= RECORDS =

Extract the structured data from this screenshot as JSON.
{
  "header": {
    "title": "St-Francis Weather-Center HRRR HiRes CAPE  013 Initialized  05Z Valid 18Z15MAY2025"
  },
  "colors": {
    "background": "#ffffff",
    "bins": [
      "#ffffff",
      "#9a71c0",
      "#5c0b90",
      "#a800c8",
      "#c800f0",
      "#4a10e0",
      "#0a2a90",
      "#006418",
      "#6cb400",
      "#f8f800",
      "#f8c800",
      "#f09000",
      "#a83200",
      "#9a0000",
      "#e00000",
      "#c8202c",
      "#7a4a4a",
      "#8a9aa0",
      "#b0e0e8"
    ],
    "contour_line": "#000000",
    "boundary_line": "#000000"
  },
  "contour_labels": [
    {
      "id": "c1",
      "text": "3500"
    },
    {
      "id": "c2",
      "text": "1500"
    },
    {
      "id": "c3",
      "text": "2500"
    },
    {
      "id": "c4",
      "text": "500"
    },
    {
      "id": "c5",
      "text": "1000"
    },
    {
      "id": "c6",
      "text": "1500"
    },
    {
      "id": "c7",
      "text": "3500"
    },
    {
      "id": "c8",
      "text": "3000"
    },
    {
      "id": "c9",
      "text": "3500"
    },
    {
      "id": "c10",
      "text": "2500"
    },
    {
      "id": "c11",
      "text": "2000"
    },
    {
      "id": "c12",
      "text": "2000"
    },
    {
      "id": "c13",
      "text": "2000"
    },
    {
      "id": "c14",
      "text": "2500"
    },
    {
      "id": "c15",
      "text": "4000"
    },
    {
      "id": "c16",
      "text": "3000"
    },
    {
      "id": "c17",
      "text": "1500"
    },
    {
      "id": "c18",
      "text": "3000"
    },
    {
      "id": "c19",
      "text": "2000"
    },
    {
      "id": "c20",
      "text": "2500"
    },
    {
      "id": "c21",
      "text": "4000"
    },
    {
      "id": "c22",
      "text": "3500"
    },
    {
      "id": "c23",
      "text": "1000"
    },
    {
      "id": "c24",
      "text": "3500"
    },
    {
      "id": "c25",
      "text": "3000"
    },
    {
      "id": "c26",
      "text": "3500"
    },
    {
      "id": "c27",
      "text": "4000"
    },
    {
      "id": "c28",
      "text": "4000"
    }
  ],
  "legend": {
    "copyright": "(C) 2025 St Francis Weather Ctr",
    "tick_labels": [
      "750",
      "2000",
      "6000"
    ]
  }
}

= THE EXERCISE =
Using the entries above, return each line in which the word "Francis" occurs.

= COMPLETE RESPONSE =
    "title": "St-Francis Weather-Center HRRR HiRes CAPE  013 Initialized  05Z Valid 18Z15MAY2025"
    "copyright": "(C) 2025 St Francis Weather Ctr",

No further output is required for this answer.